STORED ROWS:
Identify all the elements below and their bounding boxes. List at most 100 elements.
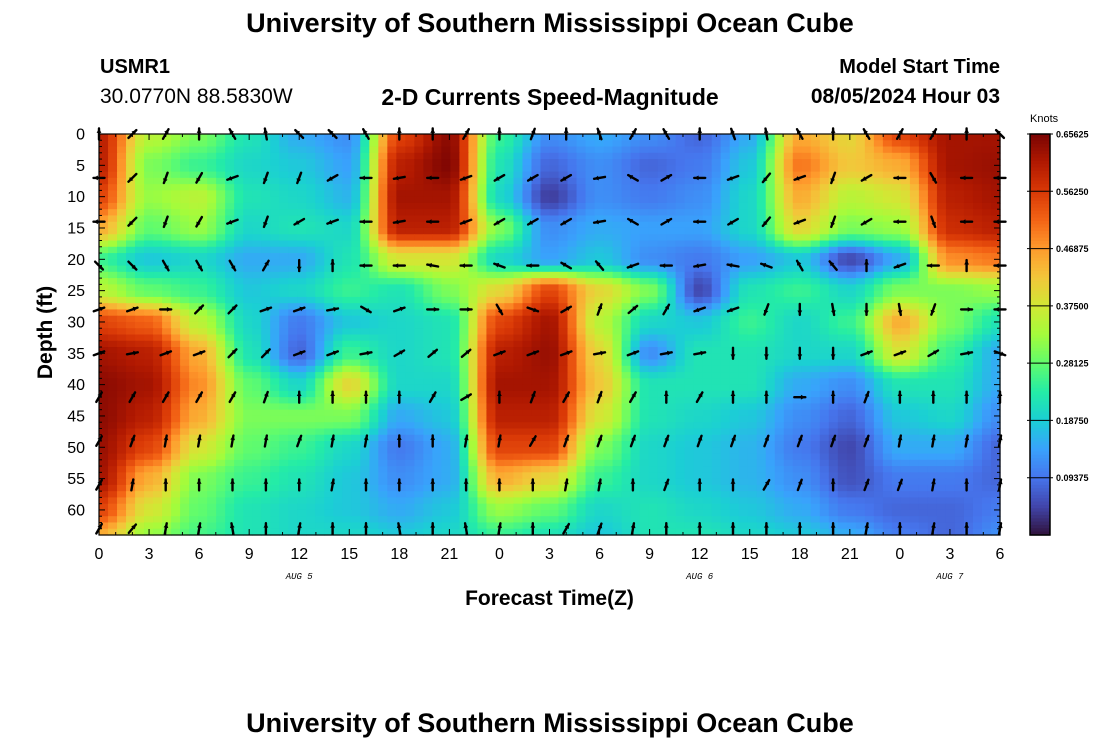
heatmap-cell xyxy=(990,384,1001,392)
heatmap-cell xyxy=(270,190,280,198)
heatmap-cell xyxy=(342,415,352,423)
heatmap-cell xyxy=(441,365,451,373)
heatmap-cell xyxy=(738,209,749,217)
heatmap-cell xyxy=(603,278,614,285)
heatmap-cell xyxy=(171,171,181,179)
heatmap-cell xyxy=(486,190,497,198)
heatmap-cell xyxy=(621,340,632,348)
heatmap-cell xyxy=(477,441,488,448)
heatmap-cell xyxy=(360,209,370,217)
heatmap-cell xyxy=(864,403,875,411)
heatmap-cell xyxy=(405,265,415,273)
heatmap-cell xyxy=(972,384,983,392)
heatmap-cell xyxy=(99,202,109,210)
heatmap-cell xyxy=(297,240,307,248)
heatmap-cell xyxy=(738,227,749,235)
heatmap-cell xyxy=(918,209,929,217)
heatmap-cell xyxy=(486,234,497,242)
heatmap-cell xyxy=(432,171,442,179)
heatmap-cell xyxy=(756,397,767,405)
heatmap-cell xyxy=(180,384,190,392)
heatmap-cell xyxy=(738,428,749,436)
heatmap-cell xyxy=(963,415,974,423)
heatmap-cell xyxy=(837,184,848,191)
heatmap-cell xyxy=(774,134,785,141)
heatmap-cell xyxy=(900,177,911,185)
heatmap-cell xyxy=(423,290,433,298)
heatmap-cell xyxy=(963,434,974,442)
heatmap-cell xyxy=(990,177,1001,185)
heatmap-cell xyxy=(810,165,821,173)
heatmap-cell xyxy=(738,328,749,336)
heatmap-cell xyxy=(891,409,902,417)
heatmap-cell xyxy=(306,309,316,317)
heatmap-cell xyxy=(558,415,569,423)
heatmap-cell xyxy=(135,209,145,217)
heatmap-cell xyxy=(630,315,641,323)
heatmap-cell xyxy=(108,403,118,411)
heatmap-cell xyxy=(153,284,163,292)
heatmap-cell xyxy=(648,271,659,279)
heatmap-cell xyxy=(954,271,965,279)
heatmap-cell xyxy=(360,246,370,254)
heatmap-cell xyxy=(459,240,470,248)
heatmap-cell xyxy=(360,202,370,210)
heatmap-cell xyxy=(936,321,947,329)
heatmap-cell xyxy=(801,328,812,336)
heatmap-cell xyxy=(612,359,623,367)
heatmap-cell xyxy=(621,347,632,354)
heatmap-cell xyxy=(693,422,704,430)
heatmap-cell xyxy=(684,165,695,173)
heatmap-cell xyxy=(126,415,136,423)
heatmap-cell xyxy=(288,234,298,242)
heatmap-cell xyxy=(288,284,298,292)
heatmap-cell xyxy=(360,134,370,141)
heatmap-cell xyxy=(873,296,884,304)
heatmap-cell xyxy=(549,146,560,154)
heatmap-cell xyxy=(423,159,433,166)
heatmap-cell xyxy=(936,152,947,160)
heatmap-cell xyxy=(360,409,370,417)
heatmap-cell xyxy=(756,353,767,361)
heatmap-cell xyxy=(468,196,479,204)
heatmap-cell xyxy=(369,278,379,285)
heatmap-cell xyxy=(981,253,992,260)
heatmap-cell xyxy=(135,441,145,448)
heatmap-cell xyxy=(288,309,298,317)
heatmap-cell xyxy=(603,240,614,248)
heatmap-cell xyxy=(225,290,235,298)
heatmap-cell xyxy=(882,415,893,423)
heatmap-cell xyxy=(639,215,650,223)
heatmap-cell xyxy=(225,221,235,229)
heatmap-cell xyxy=(891,271,902,279)
heatmap-cell xyxy=(864,253,875,260)
heatmap-cell xyxy=(738,303,749,311)
heatmap-cell xyxy=(882,253,893,260)
heatmap-cell xyxy=(846,278,857,285)
heatmap-cell xyxy=(684,428,695,436)
heatmap-cell xyxy=(144,278,154,285)
heatmap-cell xyxy=(729,246,740,254)
heatmap-cell xyxy=(513,146,524,154)
heatmap-cell xyxy=(495,296,506,304)
heatmap-cell xyxy=(531,290,542,298)
heatmap-cell xyxy=(549,328,560,336)
heatmap-cell xyxy=(162,184,172,191)
heatmap-cell xyxy=(351,409,361,417)
heatmap-cell xyxy=(108,202,118,210)
heatmap-cell xyxy=(540,290,551,298)
heatmap-cell xyxy=(99,271,109,279)
heatmap-cell xyxy=(990,409,1001,417)
heatmap-cell xyxy=(189,441,199,448)
heatmap-cell xyxy=(954,321,965,329)
heatmap-cell xyxy=(801,340,812,348)
heatmap-cell xyxy=(351,365,361,373)
heatmap-cell xyxy=(504,196,515,204)
heatmap-cell xyxy=(216,227,226,235)
heatmap-cell xyxy=(666,165,677,173)
heatmap-cell xyxy=(513,234,524,242)
heatmap-cell xyxy=(531,434,542,442)
heatmap-cell xyxy=(675,190,686,198)
heatmap-cell xyxy=(441,309,451,317)
heatmap-cell xyxy=(855,390,866,398)
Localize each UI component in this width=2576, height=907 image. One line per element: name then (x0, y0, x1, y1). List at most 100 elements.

GIVEN EXERCISE: Copy every line of the data above verbatim, leaving out the picture.

EXPECTED ANSWER:
Identify all the elements below and their bounding boxes. List at most 100 elements.
heatmap-cell xyxy=(990,384,1001,392)
heatmap-cell xyxy=(270,190,280,198)
heatmap-cell xyxy=(342,415,352,423)
heatmap-cell xyxy=(441,365,451,373)
heatmap-cell xyxy=(738,209,749,217)
heatmap-cell xyxy=(603,278,614,285)
heatmap-cell xyxy=(171,171,181,179)
heatmap-cell xyxy=(486,190,497,198)
heatmap-cell xyxy=(621,340,632,348)
heatmap-cell xyxy=(477,441,488,448)
heatmap-cell xyxy=(360,209,370,217)
heatmap-cell xyxy=(864,403,875,411)
heatmap-cell xyxy=(405,265,415,273)
heatmap-cell xyxy=(972,384,983,392)
heatmap-cell xyxy=(99,202,109,210)
heatmap-cell xyxy=(297,240,307,248)
heatmap-cell xyxy=(738,227,749,235)
heatmap-cell xyxy=(918,209,929,217)
heatmap-cell xyxy=(486,234,497,242)
heatmap-cell xyxy=(432,171,442,179)
heatmap-cell xyxy=(756,397,767,405)
heatmap-cell xyxy=(180,384,190,392)
heatmap-cell xyxy=(738,428,749,436)
heatmap-cell xyxy=(963,415,974,423)
heatmap-cell xyxy=(837,184,848,191)
heatmap-cell xyxy=(774,134,785,141)
heatmap-cell xyxy=(900,177,911,185)
heatmap-cell xyxy=(423,290,433,298)
heatmap-cell xyxy=(963,434,974,442)
heatmap-cell xyxy=(990,177,1001,185)
heatmap-cell xyxy=(810,165,821,173)
heatmap-cell xyxy=(738,328,749,336)
heatmap-cell xyxy=(891,409,902,417)
heatmap-cell xyxy=(306,309,316,317)
heatmap-cell xyxy=(558,415,569,423)
heatmap-cell xyxy=(135,209,145,217)
heatmap-cell xyxy=(630,315,641,323)
heatmap-cell xyxy=(108,403,118,411)
heatmap-cell xyxy=(153,284,163,292)
heatmap-cell xyxy=(648,271,659,279)
heatmap-cell xyxy=(954,271,965,279)
heatmap-cell xyxy=(360,246,370,254)
heatmap-cell xyxy=(459,240,470,248)
heatmap-cell xyxy=(360,202,370,210)
heatmap-cell xyxy=(936,321,947,329)
heatmap-cell xyxy=(801,328,812,336)
heatmap-cell xyxy=(612,359,623,367)
heatmap-cell xyxy=(621,347,632,354)
heatmap-cell xyxy=(693,422,704,430)
heatmap-cell xyxy=(684,165,695,173)
heatmap-cell xyxy=(126,415,136,423)
heatmap-cell xyxy=(288,234,298,242)
heatmap-cell xyxy=(288,284,298,292)
heatmap-cell xyxy=(360,134,370,141)
heatmap-cell xyxy=(873,296,884,304)
heatmap-cell xyxy=(549,146,560,154)
heatmap-cell xyxy=(423,159,433,166)
heatmap-cell xyxy=(936,152,947,160)
heatmap-cell xyxy=(360,409,370,417)
heatmap-cell xyxy=(756,353,767,361)
heatmap-cell xyxy=(468,196,479,204)
heatmap-cell xyxy=(369,278,379,285)
heatmap-cell xyxy=(981,253,992,260)
heatmap-cell xyxy=(135,441,145,448)
heatmap-cell xyxy=(288,309,298,317)
heatmap-cell xyxy=(603,240,614,248)
heatmap-cell xyxy=(225,290,235,298)
heatmap-cell xyxy=(882,415,893,423)
heatmap-cell xyxy=(639,215,650,223)
heatmap-cell xyxy=(225,221,235,229)
heatmap-cell xyxy=(891,271,902,279)
heatmap-cell xyxy=(864,253,875,260)
heatmap-cell xyxy=(738,303,749,311)
heatmap-cell xyxy=(882,253,893,260)
heatmap-cell xyxy=(846,278,857,285)
heatmap-cell xyxy=(684,428,695,436)
heatmap-cell xyxy=(144,278,154,285)
heatmap-cell xyxy=(729,246,740,254)
heatmap-cell xyxy=(513,146,524,154)
heatmap-cell xyxy=(495,296,506,304)
heatmap-cell xyxy=(531,290,542,298)
heatmap-cell xyxy=(549,328,560,336)
heatmap-cell xyxy=(162,184,172,191)
heatmap-cell xyxy=(351,409,361,417)
heatmap-cell xyxy=(108,202,118,210)
heatmap-cell xyxy=(540,290,551,298)
heatmap-cell xyxy=(99,271,109,279)
heatmap-cell xyxy=(990,409,1001,417)
heatmap-cell xyxy=(189,441,199,448)
heatmap-cell xyxy=(954,321,965,329)
heatmap-cell xyxy=(801,340,812,348)
heatmap-cell xyxy=(351,365,361,373)
heatmap-cell xyxy=(504,196,515,204)
heatmap-cell xyxy=(216,227,226,235)
heatmap-cell xyxy=(666,165,677,173)
heatmap-cell xyxy=(513,234,524,242)
heatmap-cell xyxy=(531,434,542,442)
heatmap-cell xyxy=(675,190,686,198)
heatmap-cell xyxy=(441,309,451,317)
heatmap-cell xyxy=(855,390,866,398)
Localize each UI component in this width=2576, height=907 image. One line per element: name then (x0, y0, x1, y1). List at most 100 elements.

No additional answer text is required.